[START Extracted records]
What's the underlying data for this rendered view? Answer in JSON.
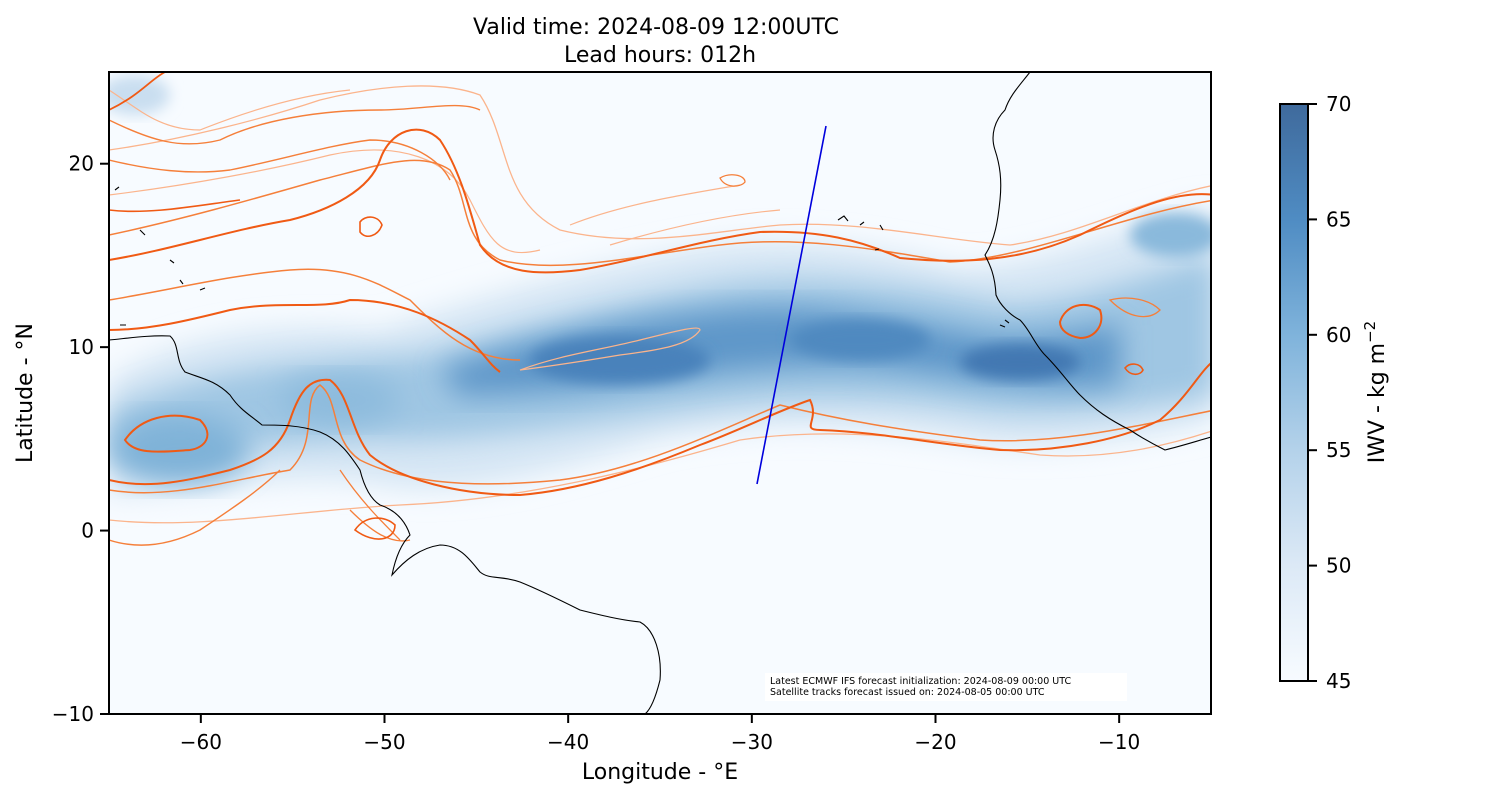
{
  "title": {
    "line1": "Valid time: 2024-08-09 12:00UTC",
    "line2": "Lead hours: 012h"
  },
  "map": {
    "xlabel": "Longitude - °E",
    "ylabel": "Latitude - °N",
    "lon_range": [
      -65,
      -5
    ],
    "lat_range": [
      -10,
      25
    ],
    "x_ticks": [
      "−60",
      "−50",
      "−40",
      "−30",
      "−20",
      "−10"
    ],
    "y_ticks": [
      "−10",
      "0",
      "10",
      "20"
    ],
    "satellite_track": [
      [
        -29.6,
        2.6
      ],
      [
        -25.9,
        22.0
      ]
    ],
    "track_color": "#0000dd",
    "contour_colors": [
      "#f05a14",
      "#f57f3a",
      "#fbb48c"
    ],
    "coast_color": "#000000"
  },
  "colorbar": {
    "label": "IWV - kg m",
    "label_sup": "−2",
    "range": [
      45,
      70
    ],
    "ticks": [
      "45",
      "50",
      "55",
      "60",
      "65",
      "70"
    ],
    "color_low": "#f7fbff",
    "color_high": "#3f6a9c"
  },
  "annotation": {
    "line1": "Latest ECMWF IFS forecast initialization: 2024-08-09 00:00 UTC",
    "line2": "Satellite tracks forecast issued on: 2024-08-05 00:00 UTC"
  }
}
[END Extracted records]
__Given problem__: How many lines in the data contain the string "forecast"? Respond with the number only.

__Answer for this exercise__: 2